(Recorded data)
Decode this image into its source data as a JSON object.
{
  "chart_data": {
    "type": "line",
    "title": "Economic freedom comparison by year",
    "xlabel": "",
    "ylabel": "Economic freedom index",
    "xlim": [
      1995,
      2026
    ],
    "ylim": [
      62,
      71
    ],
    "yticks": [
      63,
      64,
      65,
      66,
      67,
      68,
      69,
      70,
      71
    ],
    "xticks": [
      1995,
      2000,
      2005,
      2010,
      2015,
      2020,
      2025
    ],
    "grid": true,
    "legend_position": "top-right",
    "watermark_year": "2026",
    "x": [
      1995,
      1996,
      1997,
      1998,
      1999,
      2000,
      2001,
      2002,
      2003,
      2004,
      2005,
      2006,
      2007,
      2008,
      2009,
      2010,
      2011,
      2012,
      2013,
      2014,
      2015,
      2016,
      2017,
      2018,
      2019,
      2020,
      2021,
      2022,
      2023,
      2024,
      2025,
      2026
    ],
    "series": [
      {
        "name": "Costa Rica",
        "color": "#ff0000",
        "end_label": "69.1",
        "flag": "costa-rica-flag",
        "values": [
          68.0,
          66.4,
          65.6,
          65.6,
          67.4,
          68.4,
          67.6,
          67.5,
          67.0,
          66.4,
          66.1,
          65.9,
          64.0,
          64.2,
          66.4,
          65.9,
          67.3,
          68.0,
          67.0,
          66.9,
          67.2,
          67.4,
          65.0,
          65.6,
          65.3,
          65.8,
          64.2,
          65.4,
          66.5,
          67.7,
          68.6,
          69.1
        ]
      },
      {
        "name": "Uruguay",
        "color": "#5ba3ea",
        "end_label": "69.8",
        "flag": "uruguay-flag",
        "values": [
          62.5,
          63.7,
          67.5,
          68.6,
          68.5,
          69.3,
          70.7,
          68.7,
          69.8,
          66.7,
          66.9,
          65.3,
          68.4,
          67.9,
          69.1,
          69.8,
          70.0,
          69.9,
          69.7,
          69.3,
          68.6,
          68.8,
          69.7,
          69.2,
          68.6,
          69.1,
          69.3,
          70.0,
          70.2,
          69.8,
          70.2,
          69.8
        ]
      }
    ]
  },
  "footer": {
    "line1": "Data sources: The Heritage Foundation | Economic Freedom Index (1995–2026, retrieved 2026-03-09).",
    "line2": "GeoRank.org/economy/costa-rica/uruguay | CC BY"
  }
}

## Your task
Reproduce the listing above word for word.

## Output below
Decode this image into its source data as a JSON object.
{
  "chart_data": {
    "type": "line",
    "title": "Economic freedom comparison by year",
    "xlabel": "",
    "ylabel": "Economic freedom index",
    "xlim": [
      1995,
      2026
    ],
    "ylim": [
      62,
      71
    ],
    "yticks": [
      63,
      64,
      65,
      66,
      67,
      68,
      69,
      70,
      71
    ],
    "xticks": [
      1995,
      2000,
      2005,
      2010,
      2015,
      2020,
      2025
    ],
    "grid": true,
    "legend_position": "top-right",
    "watermark_year": "2026",
    "x": [
      1995,
      1996,
      1997,
      1998,
      1999,
      2000,
      2001,
      2002,
      2003,
      2004,
      2005,
      2006,
      2007,
      2008,
      2009,
      2010,
      2011,
      2012,
      2013,
      2014,
      2015,
      2016,
      2017,
      2018,
      2019,
      2020,
      2021,
      2022,
      2023,
      2024,
      2025,
      2026
    ],
    "series": [
      {
        "name": "Costa Rica",
        "color": "#ff0000",
        "end_label": "69.1",
        "flag": "costa-rica-flag",
        "values": [
          68.0,
          66.4,
          65.6,
          65.6,
          67.4,
          68.4,
          67.6,
          67.5,
          67.0,
          66.4,
          66.1,
          65.9,
          64.0,
          64.2,
          66.4,
          65.9,
          67.3,
          68.0,
          67.0,
          66.9,
          67.2,
          67.4,
          65.0,
          65.6,
          65.3,
          65.8,
          64.2,
          65.4,
          66.5,
          67.7,
          68.6,
          69.1
        ]
      },
      {
        "name": "Uruguay",
        "color": "#5ba3ea",
        "end_label": "69.8",
        "flag": "uruguay-flag",
        "values": [
          62.5,
          63.7,
          67.5,
          68.6,
          68.5,
          69.3,
          70.7,
          68.7,
          69.8,
          66.7,
          66.9,
          65.3,
          68.4,
          67.9,
          69.1,
          69.8,
          70.0,
          69.9,
          69.7,
          69.3,
          68.6,
          68.8,
          69.7,
          69.2,
          68.6,
          69.1,
          69.3,
          70.0,
          70.2,
          69.8,
          70.2,
          69.8
        ]
      }
    ]
  },
  "footer": {
    "line1": "Data sources: The Heritage Foundation | Economic Freedom Index (1995–2026, retrieved 2026-03-09).",
    "line2": "GeoRank.org/economy/costa-rica/uruguay | CC BY"
  }
}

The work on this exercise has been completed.